>> START ENTRIES

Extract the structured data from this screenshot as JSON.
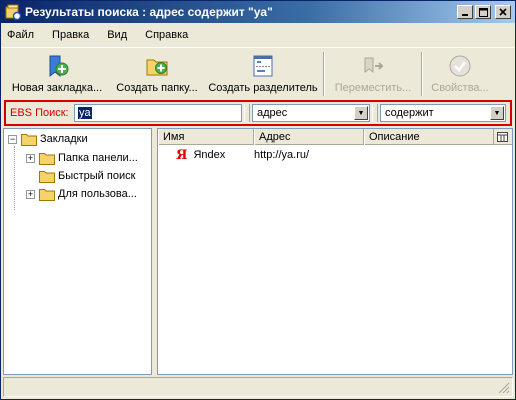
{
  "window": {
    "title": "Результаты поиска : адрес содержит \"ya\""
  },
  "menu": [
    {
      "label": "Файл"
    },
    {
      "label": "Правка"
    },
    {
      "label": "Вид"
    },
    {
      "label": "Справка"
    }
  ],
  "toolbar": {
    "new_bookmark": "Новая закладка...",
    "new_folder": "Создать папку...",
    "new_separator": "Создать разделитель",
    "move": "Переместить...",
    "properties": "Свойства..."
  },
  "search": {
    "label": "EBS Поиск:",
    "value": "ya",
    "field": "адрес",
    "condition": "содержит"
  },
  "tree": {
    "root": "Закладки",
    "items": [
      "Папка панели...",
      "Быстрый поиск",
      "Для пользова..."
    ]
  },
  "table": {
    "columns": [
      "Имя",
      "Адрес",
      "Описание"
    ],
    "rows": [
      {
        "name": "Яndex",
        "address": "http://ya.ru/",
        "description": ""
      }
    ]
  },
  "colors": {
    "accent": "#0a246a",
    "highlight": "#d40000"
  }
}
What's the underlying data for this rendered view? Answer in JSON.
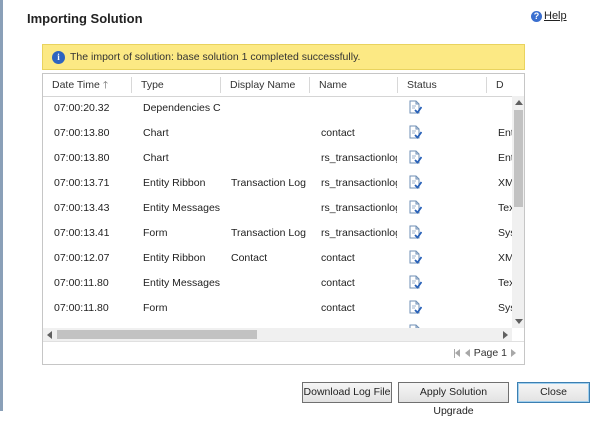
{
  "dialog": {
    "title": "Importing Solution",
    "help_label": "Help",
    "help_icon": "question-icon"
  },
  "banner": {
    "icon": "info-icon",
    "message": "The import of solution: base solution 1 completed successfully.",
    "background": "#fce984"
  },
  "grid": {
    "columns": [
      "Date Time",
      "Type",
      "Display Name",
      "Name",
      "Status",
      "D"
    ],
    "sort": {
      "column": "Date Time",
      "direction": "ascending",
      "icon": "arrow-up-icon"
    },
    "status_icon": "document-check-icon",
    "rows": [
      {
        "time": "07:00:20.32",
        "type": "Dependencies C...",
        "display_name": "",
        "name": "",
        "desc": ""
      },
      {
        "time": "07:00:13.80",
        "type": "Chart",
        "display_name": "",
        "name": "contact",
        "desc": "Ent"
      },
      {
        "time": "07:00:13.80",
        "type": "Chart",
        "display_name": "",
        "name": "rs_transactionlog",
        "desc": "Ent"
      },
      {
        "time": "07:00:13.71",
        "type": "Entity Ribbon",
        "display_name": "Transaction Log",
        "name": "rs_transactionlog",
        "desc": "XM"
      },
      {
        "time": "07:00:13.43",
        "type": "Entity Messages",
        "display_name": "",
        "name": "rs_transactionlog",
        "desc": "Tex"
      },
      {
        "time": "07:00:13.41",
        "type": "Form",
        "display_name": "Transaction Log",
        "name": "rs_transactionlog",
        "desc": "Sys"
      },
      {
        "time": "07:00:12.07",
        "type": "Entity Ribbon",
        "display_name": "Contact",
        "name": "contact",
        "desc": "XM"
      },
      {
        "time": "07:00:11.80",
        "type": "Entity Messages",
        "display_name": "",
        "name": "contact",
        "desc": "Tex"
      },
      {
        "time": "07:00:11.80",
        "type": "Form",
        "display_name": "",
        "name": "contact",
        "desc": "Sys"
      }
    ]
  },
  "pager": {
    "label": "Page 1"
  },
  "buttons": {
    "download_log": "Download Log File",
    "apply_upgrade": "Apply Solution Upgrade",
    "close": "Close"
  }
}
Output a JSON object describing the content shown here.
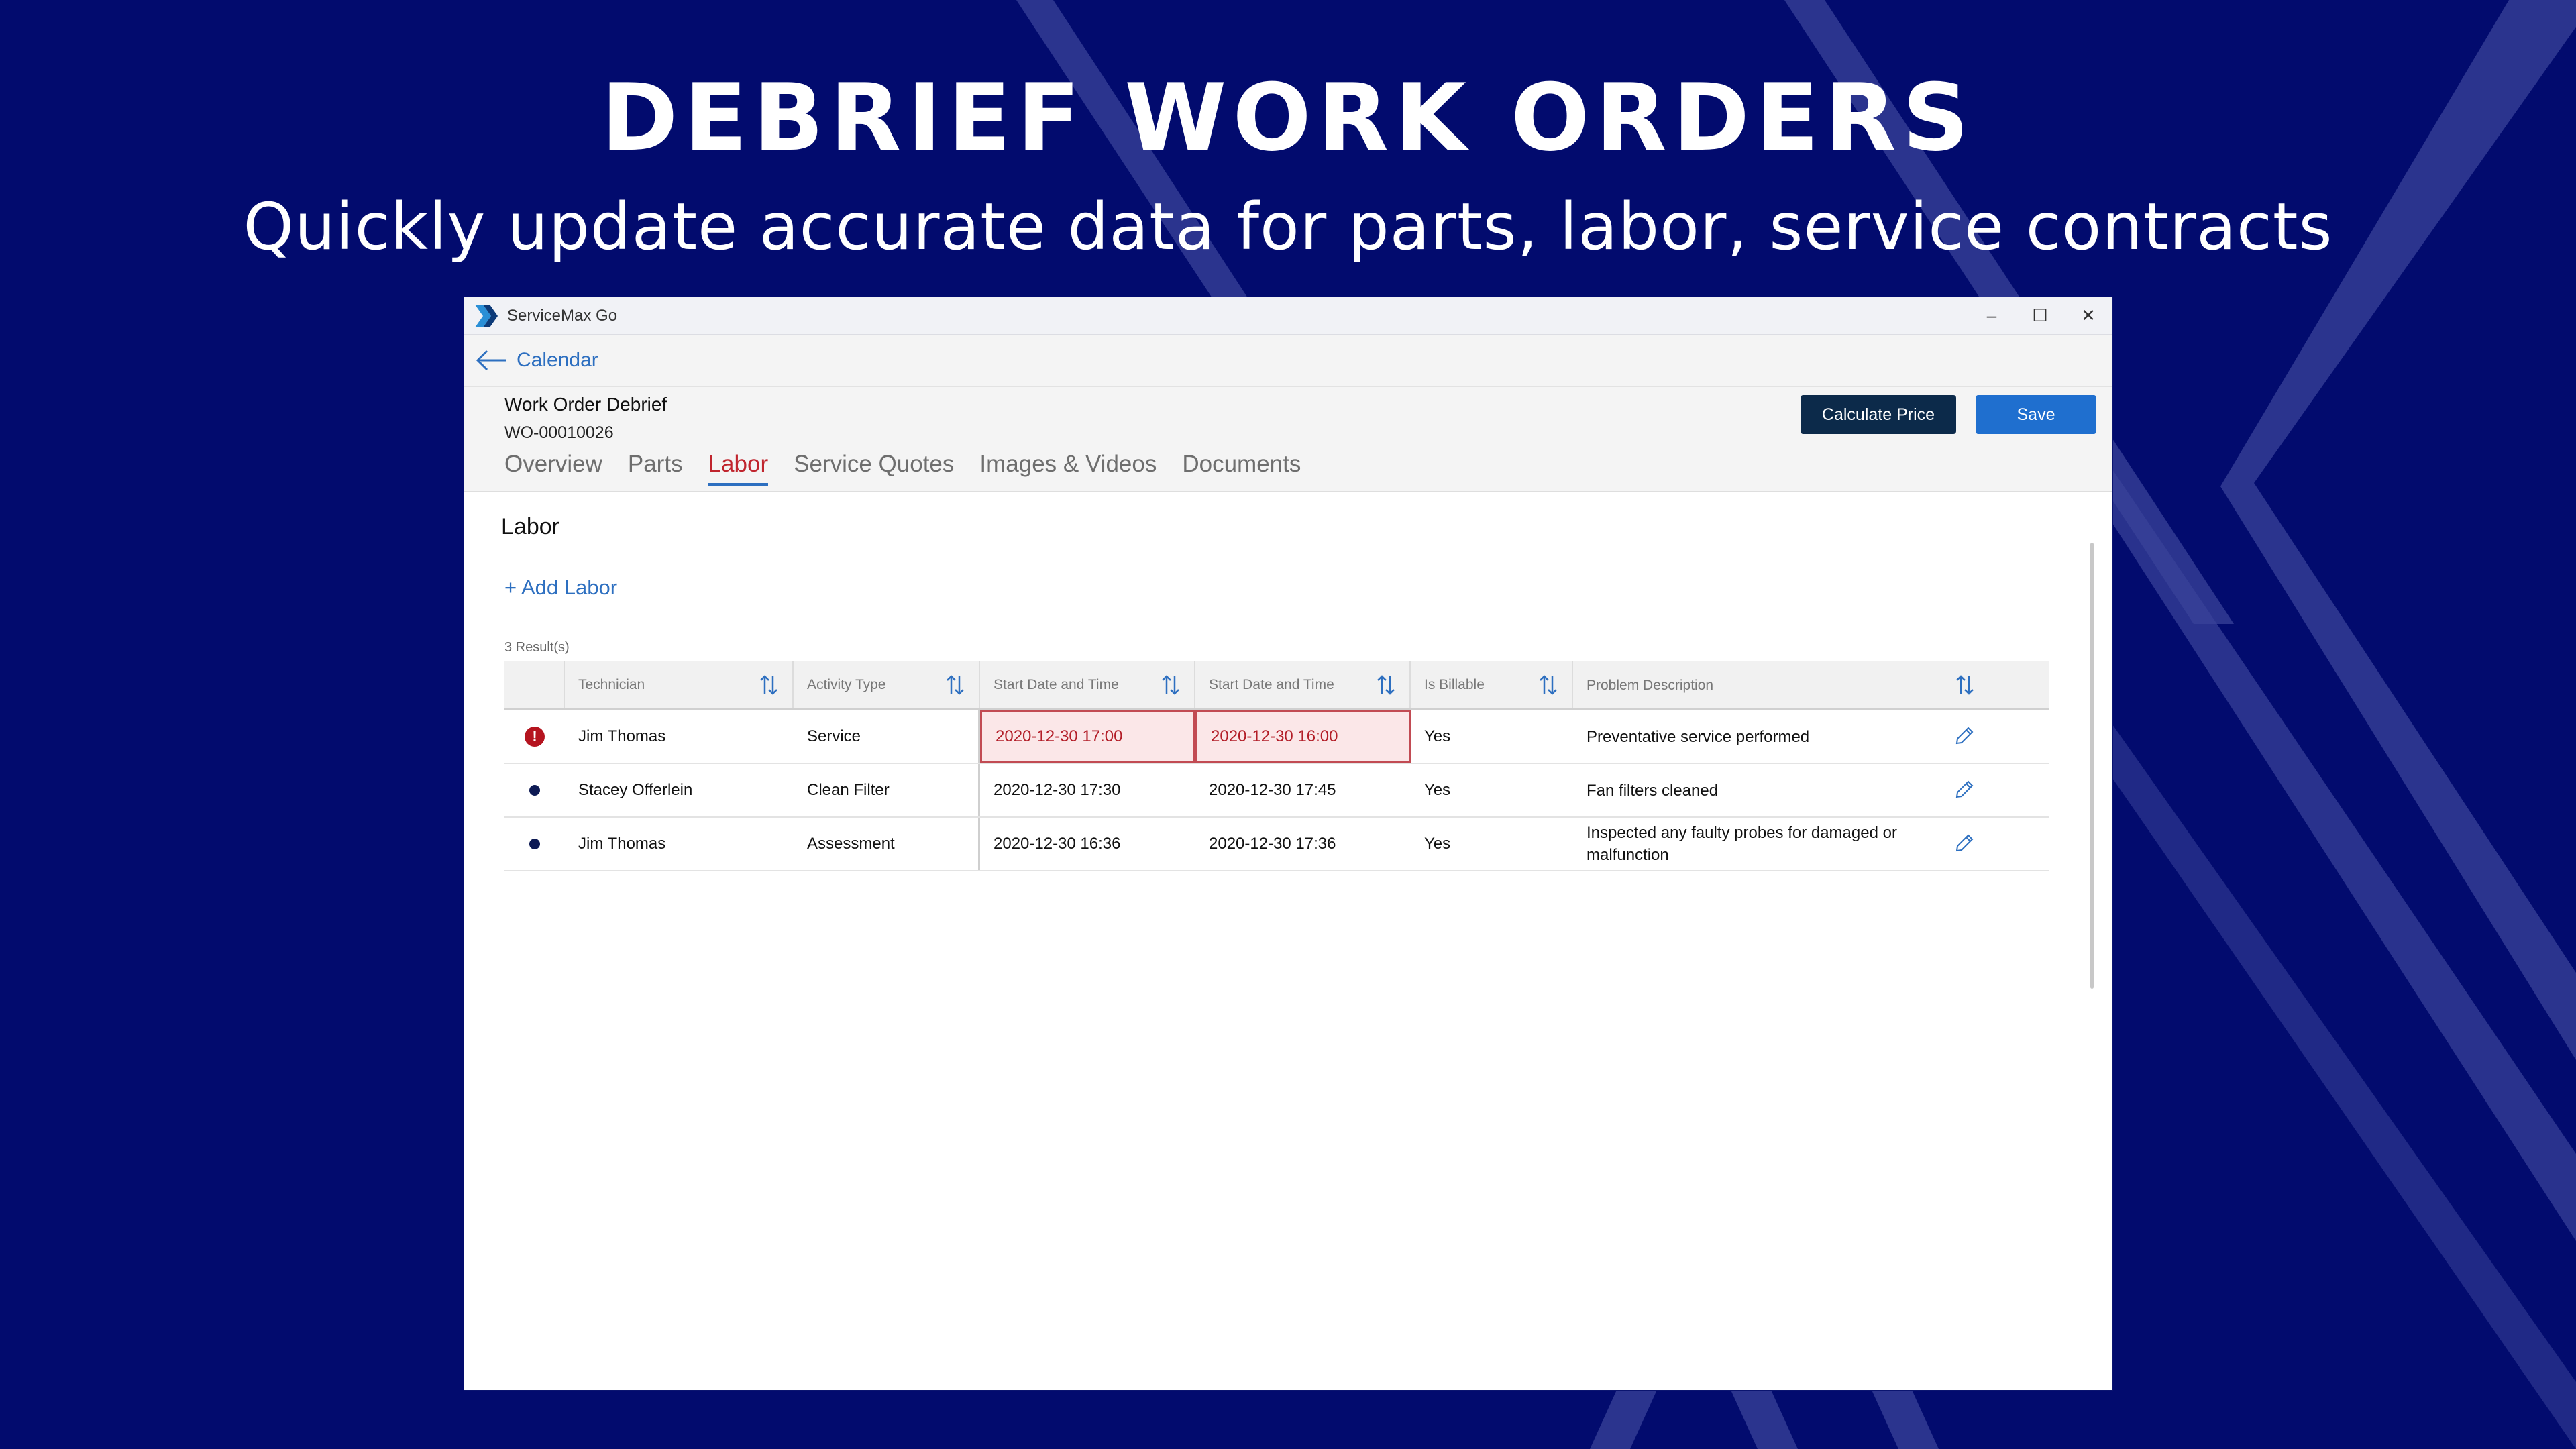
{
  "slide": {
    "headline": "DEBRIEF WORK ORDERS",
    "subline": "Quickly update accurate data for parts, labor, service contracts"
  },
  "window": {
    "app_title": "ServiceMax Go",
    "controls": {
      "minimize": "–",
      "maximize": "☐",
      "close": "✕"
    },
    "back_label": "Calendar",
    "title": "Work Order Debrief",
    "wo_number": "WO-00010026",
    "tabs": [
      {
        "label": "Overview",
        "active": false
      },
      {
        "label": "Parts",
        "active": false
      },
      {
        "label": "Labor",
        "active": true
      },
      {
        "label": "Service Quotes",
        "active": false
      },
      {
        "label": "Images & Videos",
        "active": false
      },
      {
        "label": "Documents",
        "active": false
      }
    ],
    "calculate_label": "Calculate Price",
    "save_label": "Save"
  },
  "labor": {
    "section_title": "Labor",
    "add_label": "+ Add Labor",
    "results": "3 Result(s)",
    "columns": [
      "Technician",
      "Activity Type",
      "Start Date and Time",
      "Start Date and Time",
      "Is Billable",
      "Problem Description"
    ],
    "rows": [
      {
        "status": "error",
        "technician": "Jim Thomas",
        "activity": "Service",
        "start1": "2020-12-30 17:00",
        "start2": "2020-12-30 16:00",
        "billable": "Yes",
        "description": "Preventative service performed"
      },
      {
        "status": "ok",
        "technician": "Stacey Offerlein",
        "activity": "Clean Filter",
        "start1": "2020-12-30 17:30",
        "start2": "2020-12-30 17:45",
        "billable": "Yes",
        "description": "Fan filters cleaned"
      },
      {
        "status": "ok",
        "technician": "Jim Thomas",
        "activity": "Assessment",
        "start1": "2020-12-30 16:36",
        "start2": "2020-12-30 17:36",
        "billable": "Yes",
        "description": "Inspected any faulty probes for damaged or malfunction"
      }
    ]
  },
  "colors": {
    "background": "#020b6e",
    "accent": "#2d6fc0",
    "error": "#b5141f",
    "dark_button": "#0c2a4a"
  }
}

>> END ENTRIES
>> START ENTRIES

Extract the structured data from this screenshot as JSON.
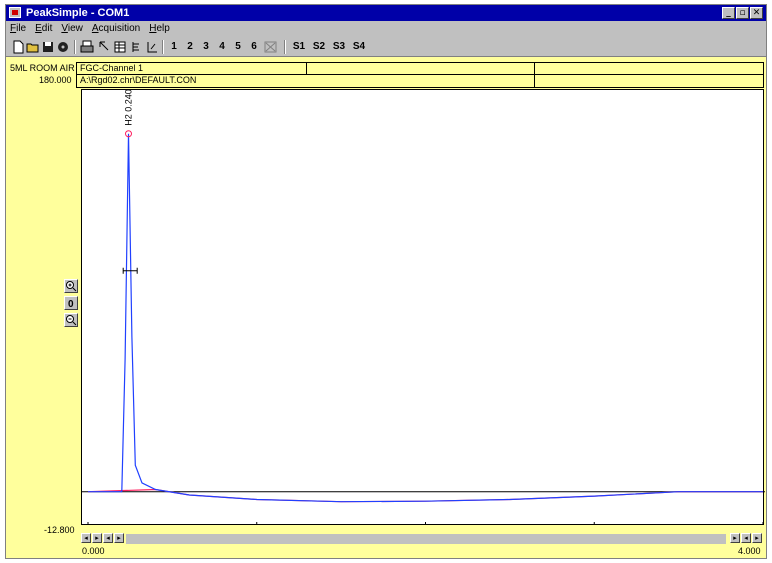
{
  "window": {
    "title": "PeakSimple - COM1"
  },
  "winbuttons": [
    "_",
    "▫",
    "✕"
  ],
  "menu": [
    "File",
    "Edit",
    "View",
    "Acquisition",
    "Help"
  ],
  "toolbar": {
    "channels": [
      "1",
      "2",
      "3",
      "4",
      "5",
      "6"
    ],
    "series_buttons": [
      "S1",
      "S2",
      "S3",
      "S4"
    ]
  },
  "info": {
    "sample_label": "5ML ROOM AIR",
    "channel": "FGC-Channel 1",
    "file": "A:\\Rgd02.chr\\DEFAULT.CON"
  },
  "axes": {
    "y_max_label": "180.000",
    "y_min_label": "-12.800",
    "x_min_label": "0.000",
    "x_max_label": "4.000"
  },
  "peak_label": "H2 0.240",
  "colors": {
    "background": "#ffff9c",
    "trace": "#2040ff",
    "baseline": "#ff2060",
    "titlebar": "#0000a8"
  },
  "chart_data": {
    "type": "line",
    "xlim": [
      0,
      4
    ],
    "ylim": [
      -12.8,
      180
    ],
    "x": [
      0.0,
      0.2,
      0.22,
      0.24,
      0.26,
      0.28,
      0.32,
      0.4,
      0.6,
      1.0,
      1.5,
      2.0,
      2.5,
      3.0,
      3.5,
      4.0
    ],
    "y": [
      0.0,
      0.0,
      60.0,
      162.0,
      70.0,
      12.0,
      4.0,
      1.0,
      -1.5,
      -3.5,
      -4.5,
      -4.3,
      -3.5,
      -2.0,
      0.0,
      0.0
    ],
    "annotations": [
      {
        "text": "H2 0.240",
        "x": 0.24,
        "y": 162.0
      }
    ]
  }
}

>> END ENTRIES
>> START ENTRIES

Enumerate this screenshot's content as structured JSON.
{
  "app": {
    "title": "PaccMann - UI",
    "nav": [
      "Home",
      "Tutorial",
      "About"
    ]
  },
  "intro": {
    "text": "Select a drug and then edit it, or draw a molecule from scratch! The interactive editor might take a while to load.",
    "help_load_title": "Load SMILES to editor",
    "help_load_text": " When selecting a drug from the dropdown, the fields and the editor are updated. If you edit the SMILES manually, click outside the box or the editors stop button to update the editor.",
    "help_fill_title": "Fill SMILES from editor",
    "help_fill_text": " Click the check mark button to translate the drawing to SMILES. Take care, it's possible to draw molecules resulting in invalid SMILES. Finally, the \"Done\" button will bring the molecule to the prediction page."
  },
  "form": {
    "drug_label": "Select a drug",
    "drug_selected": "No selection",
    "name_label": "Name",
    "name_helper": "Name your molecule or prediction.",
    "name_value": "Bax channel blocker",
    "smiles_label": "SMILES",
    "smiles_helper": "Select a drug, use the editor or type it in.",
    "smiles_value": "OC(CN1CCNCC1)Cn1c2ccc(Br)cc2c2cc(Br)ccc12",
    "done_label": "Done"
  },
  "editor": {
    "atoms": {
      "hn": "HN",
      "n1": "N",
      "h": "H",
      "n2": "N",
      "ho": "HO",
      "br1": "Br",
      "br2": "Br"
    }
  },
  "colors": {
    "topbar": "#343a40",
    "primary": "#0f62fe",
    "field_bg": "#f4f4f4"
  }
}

>> END ENTRIES

### SET PROBLEM
Give only the number of lines in the material above that include the word "Создать".

### RESPONSE FOR THIS EXERCISE
2